- _Objective_: Determine how many lines hold "août" and give only that number.

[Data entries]
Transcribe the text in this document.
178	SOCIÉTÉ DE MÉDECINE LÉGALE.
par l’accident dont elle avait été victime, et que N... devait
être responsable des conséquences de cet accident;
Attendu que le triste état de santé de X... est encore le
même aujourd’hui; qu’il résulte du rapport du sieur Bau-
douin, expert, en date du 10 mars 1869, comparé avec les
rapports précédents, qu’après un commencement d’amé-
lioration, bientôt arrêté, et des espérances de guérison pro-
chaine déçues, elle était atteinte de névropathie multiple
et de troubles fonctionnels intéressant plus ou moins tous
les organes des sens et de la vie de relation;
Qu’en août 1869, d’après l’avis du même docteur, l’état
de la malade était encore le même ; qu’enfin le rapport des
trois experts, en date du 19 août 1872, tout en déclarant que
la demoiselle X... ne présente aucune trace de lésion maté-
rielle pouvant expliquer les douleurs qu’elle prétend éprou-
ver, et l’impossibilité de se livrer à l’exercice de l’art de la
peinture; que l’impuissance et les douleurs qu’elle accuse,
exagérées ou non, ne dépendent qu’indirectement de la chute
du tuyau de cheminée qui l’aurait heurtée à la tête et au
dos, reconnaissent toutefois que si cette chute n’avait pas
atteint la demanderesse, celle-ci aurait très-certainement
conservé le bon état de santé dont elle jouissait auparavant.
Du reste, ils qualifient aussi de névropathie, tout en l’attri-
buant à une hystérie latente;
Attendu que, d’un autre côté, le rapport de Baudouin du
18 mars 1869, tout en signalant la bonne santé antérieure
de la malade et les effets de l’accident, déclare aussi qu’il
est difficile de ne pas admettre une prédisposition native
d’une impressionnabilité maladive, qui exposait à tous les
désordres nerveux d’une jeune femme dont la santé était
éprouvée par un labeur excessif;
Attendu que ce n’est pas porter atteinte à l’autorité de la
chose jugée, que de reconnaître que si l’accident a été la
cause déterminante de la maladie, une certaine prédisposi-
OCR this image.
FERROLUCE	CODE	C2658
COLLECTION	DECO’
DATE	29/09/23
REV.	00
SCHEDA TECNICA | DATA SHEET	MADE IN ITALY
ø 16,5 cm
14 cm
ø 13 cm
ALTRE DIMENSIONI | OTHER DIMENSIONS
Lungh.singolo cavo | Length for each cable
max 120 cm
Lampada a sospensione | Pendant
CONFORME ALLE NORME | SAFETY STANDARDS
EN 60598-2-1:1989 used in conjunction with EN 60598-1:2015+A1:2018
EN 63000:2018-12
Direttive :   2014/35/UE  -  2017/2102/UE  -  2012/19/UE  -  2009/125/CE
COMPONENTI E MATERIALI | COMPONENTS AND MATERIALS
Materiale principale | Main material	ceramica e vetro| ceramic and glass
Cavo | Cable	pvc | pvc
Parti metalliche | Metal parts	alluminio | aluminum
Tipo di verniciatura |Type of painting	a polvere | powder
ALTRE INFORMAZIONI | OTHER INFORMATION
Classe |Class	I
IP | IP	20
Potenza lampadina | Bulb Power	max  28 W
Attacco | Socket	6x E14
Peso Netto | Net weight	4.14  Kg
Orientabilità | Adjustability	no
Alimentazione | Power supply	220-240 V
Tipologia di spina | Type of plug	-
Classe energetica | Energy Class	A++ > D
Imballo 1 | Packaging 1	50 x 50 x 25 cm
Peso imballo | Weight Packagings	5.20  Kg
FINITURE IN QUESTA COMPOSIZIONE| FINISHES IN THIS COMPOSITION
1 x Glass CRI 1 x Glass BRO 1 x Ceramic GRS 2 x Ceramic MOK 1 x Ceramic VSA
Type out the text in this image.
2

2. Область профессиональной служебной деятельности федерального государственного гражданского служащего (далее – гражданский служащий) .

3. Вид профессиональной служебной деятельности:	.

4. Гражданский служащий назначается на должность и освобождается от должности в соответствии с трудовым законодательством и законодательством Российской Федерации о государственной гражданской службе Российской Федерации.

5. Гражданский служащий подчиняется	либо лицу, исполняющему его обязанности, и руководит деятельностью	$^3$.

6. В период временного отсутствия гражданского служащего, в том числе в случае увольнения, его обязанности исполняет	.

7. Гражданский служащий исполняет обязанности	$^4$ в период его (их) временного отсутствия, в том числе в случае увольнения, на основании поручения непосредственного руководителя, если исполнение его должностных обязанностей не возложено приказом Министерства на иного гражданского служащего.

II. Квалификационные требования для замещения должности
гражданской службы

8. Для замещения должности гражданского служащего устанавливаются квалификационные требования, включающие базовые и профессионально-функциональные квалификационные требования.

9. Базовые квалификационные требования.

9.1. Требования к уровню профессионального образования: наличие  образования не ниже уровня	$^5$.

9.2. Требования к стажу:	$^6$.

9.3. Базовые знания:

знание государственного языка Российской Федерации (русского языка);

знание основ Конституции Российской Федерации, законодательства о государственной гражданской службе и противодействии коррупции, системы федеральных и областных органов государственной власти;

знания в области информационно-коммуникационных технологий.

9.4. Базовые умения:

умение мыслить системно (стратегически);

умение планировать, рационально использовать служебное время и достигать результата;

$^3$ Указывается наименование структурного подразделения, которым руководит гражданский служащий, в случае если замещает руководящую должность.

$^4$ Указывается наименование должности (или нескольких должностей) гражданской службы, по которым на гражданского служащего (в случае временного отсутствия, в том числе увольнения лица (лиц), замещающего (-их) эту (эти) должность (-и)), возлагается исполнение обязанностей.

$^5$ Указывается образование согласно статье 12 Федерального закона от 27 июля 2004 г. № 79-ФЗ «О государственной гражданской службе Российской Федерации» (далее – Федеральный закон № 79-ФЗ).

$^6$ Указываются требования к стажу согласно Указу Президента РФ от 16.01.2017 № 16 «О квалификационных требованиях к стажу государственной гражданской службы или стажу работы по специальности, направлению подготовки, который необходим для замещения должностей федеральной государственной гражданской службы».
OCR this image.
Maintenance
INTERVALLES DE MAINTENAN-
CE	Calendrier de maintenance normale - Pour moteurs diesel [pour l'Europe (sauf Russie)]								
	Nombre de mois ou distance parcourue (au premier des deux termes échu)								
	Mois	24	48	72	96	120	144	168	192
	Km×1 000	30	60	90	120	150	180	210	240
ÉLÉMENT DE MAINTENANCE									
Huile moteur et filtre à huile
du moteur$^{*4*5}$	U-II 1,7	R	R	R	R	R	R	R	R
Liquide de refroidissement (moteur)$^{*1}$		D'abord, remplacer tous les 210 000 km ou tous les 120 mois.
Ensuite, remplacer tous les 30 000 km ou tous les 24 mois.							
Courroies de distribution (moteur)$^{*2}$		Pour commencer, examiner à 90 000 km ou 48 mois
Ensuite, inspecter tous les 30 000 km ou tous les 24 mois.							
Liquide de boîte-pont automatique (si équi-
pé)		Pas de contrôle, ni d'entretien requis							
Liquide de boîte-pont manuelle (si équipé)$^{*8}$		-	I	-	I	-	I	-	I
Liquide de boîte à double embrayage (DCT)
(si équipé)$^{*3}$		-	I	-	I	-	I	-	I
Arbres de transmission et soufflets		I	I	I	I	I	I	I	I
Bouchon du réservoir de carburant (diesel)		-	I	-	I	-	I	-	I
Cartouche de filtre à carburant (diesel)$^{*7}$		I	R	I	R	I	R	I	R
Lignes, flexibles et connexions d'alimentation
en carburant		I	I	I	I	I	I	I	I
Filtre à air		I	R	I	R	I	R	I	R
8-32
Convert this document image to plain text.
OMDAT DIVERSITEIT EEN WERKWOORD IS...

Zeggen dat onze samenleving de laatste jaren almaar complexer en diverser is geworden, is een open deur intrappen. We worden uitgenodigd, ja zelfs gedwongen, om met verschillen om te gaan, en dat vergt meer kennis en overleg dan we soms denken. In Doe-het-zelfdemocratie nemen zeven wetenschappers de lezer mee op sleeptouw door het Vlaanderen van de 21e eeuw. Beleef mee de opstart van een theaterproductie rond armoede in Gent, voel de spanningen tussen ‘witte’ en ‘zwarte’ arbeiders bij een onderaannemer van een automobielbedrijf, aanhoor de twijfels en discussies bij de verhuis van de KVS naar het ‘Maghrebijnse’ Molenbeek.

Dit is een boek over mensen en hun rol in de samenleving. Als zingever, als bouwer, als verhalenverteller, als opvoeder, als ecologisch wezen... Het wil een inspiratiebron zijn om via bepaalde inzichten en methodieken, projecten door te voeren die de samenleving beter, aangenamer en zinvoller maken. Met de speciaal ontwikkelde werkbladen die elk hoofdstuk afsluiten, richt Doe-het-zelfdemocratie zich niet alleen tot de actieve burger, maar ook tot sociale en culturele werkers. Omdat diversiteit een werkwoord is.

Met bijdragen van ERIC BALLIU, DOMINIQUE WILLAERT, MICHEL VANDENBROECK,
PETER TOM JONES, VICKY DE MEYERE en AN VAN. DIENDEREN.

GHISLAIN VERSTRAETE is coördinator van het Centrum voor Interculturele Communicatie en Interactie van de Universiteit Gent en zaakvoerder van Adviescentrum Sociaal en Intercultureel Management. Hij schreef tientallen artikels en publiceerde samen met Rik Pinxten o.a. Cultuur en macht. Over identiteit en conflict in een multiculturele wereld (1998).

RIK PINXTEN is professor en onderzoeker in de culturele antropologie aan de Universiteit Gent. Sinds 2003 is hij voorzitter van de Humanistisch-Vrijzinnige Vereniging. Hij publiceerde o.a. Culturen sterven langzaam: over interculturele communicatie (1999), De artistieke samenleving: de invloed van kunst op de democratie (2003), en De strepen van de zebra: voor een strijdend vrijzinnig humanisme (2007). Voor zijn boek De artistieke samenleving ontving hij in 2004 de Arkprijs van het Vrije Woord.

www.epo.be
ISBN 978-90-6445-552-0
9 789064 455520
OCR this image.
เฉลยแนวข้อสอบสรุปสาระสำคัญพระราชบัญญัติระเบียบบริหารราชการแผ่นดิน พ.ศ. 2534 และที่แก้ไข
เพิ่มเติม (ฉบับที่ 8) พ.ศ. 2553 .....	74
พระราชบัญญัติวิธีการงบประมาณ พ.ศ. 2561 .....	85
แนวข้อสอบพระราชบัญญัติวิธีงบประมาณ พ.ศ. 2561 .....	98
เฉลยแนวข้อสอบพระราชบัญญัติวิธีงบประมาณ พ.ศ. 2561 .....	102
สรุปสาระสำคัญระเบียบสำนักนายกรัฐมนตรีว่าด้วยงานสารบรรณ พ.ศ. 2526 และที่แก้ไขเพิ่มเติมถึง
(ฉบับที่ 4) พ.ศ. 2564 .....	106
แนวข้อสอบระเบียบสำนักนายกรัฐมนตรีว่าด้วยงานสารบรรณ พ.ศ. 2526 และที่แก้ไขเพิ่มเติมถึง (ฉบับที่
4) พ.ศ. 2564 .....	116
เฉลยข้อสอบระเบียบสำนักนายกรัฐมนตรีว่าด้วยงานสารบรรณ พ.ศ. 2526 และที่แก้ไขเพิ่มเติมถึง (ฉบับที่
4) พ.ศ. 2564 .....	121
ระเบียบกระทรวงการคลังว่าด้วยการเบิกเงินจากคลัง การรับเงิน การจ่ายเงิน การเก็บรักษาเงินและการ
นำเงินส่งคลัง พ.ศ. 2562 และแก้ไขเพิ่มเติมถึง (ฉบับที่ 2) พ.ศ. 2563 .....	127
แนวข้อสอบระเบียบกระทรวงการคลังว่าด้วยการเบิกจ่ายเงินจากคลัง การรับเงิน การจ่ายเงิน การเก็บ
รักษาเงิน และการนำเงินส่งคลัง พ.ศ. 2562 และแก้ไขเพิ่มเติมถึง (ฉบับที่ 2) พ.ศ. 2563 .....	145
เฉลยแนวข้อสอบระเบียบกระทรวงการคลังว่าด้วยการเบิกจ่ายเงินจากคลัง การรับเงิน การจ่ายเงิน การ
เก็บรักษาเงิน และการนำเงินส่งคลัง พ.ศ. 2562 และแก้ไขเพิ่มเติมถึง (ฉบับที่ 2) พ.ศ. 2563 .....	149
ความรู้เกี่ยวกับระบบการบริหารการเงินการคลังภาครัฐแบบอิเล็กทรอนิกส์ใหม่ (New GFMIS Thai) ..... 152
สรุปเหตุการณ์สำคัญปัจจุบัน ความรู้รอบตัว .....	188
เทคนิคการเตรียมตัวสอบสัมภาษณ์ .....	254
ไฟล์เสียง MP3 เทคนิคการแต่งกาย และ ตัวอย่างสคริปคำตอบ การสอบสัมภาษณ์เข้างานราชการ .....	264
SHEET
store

- _Full output_: 2